Can you write out all of the material below, word for word?

Provided records:
+ + + + + + +

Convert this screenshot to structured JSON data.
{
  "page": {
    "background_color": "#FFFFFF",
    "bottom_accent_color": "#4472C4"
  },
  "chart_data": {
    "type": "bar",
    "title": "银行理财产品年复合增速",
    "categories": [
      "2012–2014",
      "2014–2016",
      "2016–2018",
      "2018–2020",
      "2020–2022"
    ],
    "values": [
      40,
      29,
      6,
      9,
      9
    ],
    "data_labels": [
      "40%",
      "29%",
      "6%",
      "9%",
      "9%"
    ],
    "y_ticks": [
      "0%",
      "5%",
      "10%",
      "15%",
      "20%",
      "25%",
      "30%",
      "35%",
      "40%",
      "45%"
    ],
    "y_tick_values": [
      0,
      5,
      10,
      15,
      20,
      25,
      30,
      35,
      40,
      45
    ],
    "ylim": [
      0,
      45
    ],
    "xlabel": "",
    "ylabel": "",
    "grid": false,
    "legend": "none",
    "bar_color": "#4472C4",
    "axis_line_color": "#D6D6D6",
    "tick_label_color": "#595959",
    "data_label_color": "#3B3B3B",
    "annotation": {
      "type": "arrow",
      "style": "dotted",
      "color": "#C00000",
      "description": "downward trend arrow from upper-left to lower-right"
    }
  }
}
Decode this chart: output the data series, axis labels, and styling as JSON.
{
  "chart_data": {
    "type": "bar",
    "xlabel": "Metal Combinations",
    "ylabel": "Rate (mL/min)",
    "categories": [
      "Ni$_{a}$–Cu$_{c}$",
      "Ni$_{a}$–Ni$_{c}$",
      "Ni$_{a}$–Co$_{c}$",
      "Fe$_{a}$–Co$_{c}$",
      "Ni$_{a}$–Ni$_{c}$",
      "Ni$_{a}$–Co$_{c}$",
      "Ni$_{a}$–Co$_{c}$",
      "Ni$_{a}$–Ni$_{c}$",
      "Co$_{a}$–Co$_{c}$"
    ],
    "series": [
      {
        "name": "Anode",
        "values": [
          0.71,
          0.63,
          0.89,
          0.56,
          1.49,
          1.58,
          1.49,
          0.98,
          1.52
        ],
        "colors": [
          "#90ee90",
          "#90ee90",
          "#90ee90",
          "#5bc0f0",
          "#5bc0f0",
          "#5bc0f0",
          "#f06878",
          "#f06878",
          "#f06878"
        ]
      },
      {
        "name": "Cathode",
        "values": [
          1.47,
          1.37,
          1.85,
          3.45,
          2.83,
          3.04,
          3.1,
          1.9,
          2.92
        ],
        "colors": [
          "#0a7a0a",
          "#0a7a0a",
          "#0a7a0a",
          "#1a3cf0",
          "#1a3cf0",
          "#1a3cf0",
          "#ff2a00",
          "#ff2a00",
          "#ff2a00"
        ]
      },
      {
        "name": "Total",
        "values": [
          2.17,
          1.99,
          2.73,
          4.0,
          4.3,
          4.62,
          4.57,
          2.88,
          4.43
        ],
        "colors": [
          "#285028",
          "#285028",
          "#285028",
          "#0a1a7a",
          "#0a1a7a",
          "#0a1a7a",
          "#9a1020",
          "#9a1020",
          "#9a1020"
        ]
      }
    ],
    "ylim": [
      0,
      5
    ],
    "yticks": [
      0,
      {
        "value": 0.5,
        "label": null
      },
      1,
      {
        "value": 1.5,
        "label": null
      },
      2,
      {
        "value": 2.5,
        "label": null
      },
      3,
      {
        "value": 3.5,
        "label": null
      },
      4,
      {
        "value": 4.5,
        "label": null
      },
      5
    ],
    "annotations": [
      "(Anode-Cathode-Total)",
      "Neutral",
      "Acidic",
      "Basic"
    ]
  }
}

+ + + + + + +

Completed exercise:
Convert this screenshot to structured JSON data.
{
  "page": {
    "background_color": "#FFFFFF",
    "bottom_accent_color": "#4472C4"
  },
  "chart_data": {
    "type": "bar",
    "title": "银行理财产品年复合增速",
    "categories": [
      "2012–2014",
      "2014–2016",
      "2016–2018",
      "2018–2020",
      "2020–2022"
    ],
    "values": [
      40,
      29,
      6,
      9,
      9
    ],
    "data_labels": [
      "40%",
      "29%",
      "6%",
      "9%",
      "9%"
    ],
    "y_ticks": [
      "0%",
      "5%",
      "10%",
      "15%",
      "20%",
      "25%",
      "30%",
      "35%",
      "40%",
      "45%"
    ],
    "y_tick_values": [
      0,
      5,
      10,
      15,
      20,
      25,
      30,
      35,
      40,
      45
    ],
    "ylim": [
      0,
      45
    ],
    "xlabel": "",
    "ylabel": "",
    "grid": false,
    "legend": "none",
    "bar_color": "#4472C4",
    "axis_line_color": "#D6D6D6",
    "tick_label_color": "#595959",
    "data_label_color": "#3B3B3B",
    "annotation": {
      "type": "arrow",
      "style": "dotted",
      "color": "#C00000",
      "description": "downward trend arrow from upper-left to lower-right"
    }
  }
}
Decode this chart: output the data series, axis labels, and styling as JSON.
{
  "chart_data": {
    "type": "bar",
    "xlabel": "Metal Combinations",
    "ylabel": "Rate (mL/min)",
    "categories": [
      "Ni$_{a}$–Cu$_{c}$",
      "Ni$_{a}$–Ni$_{c}$",
      "Ni$_{a}$–Co$_{c}$",
      "Fe$_{a}$–Co$_{c}$",
      "Ni$_{a}$–Ni$_{c}$",
      "Ni$_{a}$–Co$_{c}$",
      "Ni$_{a}$–Co$_{c}$",
      "Ni$_{a}$–Ni$_{c}$",
      "Co$_{a}$–Co$_{c}$"
    ],
    "series": [
      {
        "name": "Anode",
        "values": [
          0.71,
          0.63,
          0.89,
          0.56,
          1.49,
          1.58,
          1.49,
          0.98,
          1.52
        ],
        "colors": [
          "#90ee90",
          "#90ee90",
          "#90ee90",
          "#5bc0f0",
          "#5bc0f0",
          "#5bc0f0",
          "#f06878",
          "#f06878",
          "#f06878"
        ]
      },
      {
        "name": "Cathode",
        "values": [
          1.47,
          1.37,
          1.85,
          3.45,
          2.83,
          3.04,
          3.1,
          1.9,
          2.92
        ],
        "colors": [
          "#0a7a0a",
          "#0a7a0a",
          "#0a7a0a",
          "#1a3cf0",
          "#1a3cf0",
          "#1a3cf0",
          "#ff2a00",
          "#ff2a00",
          "#ff2a00"
        ]
      },
      {
        "name": "Total",
        "values": [
          2.17,
          1.99,
          2.73,
          4.0,
          4.3,
          4.62,
          4.57,
          2.88,
          4.43
        ],
        "colors": [
          "#285028",
          "#285028",
          "#285028",
          "#0a1a7a",
          "#0a1a7a",
          "#0a1a7a",
          "#9a1020",
          "#9a1020",
          "#9a1020"
        ]
      }
    ],
    "ylim": [
      0,
      5
    ],
    "yticks": [
      0,
      {
        "value": 0.5,
        "label": null
      },
      1,
      {
        "value": 1.5,
        "label": null
      },
      2,
      {
        "value": 2.5,
        "label": null
      },
      3,
      {
        "value": 3.5,
        "label": null
      },
      4,
      {
        "value": 4.5,
        "label": null
      },
      5
    ],
    "annotations": [
      "(Anode-Cathode-Total)",
      "Neutral",
      "Acidic",
      "Basic"
    ]
  }
}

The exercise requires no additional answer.